Required work> Check each line of the records for "State"; collect those that have it.

Exercise data>
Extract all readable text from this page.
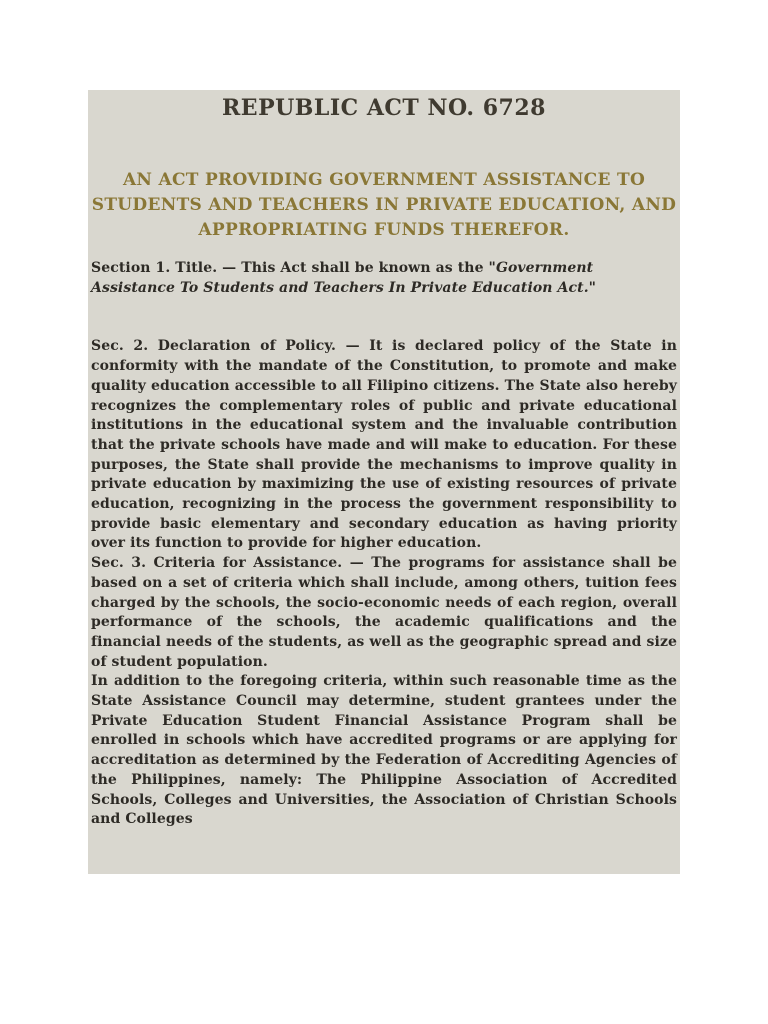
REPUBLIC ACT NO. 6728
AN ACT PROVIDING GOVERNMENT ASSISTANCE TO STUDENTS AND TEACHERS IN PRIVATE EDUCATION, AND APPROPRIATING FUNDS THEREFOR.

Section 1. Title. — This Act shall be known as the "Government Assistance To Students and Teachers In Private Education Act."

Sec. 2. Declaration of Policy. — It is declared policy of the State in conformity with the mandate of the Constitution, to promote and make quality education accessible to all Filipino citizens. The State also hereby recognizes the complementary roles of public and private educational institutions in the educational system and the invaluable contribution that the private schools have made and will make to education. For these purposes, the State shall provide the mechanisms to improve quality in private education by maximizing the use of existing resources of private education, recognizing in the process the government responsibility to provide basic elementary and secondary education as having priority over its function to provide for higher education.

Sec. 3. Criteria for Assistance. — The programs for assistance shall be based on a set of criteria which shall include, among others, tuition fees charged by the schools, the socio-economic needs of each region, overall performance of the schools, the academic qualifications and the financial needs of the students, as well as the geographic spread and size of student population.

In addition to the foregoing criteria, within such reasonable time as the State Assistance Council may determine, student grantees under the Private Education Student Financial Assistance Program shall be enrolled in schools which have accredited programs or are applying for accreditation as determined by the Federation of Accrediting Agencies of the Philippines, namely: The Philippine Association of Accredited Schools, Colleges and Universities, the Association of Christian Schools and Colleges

Written response>
Sec. 2. Declaration of Policy. — It is declared policy of the State in conformity with the mandate of the Constitution, to promote and make quality education accessible to all Filipino citizens. The State also hereby recognizes the complementary roles of public and private educational institutions in the educational system and the invaluable contribution that the private schools have made and will make to education. For these purposes, the State shall provide the mechanisms to improve quality in private education by maximizing the use of existing resources of private education, recognizing in the process the government responsibility to provide basic elementary and secondary education as having priority over its function to provide for higher education.
In addition to the foregoing criteria, within such reasonable time as the State Assistance Council may determine, student grantees under the Private Education Student Financial Assistance Program shall be enrolled in schools which have accredited programs or are applying for accreditation as determined by the Federation of Accrediting Agencies of the Philippines, namely: The Philippine Association of Accredited Schools, Colleges and Universities, the Association of Christian Schools and Colleges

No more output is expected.